### Requirement
Output every line below exactly.

== Extracted information

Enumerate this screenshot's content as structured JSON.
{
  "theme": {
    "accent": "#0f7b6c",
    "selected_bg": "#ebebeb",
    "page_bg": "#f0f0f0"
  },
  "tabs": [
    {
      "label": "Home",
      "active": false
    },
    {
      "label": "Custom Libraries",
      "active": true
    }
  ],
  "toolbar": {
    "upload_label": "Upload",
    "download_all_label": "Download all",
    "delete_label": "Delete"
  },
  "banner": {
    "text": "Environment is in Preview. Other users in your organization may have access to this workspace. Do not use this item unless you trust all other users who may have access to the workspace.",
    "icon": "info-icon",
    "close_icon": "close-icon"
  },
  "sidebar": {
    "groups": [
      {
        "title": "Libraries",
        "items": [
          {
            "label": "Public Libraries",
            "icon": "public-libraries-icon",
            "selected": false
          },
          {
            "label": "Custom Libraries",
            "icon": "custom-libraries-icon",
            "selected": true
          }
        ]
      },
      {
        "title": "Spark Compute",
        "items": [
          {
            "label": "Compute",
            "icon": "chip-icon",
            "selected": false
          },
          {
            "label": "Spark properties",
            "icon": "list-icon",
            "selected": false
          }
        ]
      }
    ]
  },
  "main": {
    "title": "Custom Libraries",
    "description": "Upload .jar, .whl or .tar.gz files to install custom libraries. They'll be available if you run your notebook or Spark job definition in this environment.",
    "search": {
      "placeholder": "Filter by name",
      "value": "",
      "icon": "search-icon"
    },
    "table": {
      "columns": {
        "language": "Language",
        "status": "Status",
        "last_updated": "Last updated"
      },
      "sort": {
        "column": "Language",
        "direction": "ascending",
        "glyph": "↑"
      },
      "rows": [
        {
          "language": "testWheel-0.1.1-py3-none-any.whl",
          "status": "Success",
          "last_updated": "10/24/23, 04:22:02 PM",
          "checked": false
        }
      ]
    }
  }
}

====

### Output
Enumerate this screenshot's content as structured JSON.
{
  "theme": {
    "accent": "#0f7b6c",
    "selected_bg": "#ebebeb",
    "page_bg": "#f0f0f0"
  },
  "tabs": [
    {
      "label": "Home",
      "active": false
    },
    {
      "label": "Custom Libraries",
      "active": true
    }
  ],
  "toolbar": {
    "upload_label": "Upload",
    "download_all_label": "Download all",
    "delete_label": "Delete"
  },
  "banner": {
    "text": "Environment is in Preview. Other users in your organization may have access to this workspace. Do not use this item unless you trust all other users who may have access to the workspace.",
    "icon": "info-icon",
    "close_icon": "close-icon"
  },
  "sidebar": {
    "groups": [
      {
        "title": "Libraries",
        "items": [
          {
            "label": "Public Libraries",
            "icon": "public-libraries-icon",
            "selected": false
          },
          {
            "label": "Custom Libraries",
            "icon": "custom-libraries-icon",
            "selected": true
          }
        ]
      },
      {
        "title": "Spark Compute",
        "items": [
          {
            "label": "Compute",
            "icon": "chip-icon",
            "selected": false
          },
          {
            "label": "Spark properties",
            "icon": "list-icon",
            "selected": false
          }
        ]
      }
    ]
  },
  "main": {
    "title": "Custom Libraries",
    "description": "Upload .jar, .whl or .tar.gz files to install custom libraries. They'll be available if you run your notebook or Spark job definition in this environment.",
    "search": {
      "placeholder": "Filter by name",
      "value": "",
      "icon": "search-icon"
    },
    "table": {
      "columns": {
        "language": "Language",
        "status": "Status",
        "last_updated": "Last updated"
      },
      "sort": {
        "column": "Language",
        "direction": "ascending",
        "glyph": "↑"
      },
      "rows": [
        {
          "language": "testWheel-0.1.1-py3-none-any.whl",
          "status": "Success",
          "last_updated": "10/24/23, 04:22:02 PM",
          "checked": false
        }
      ]
    }
  }
}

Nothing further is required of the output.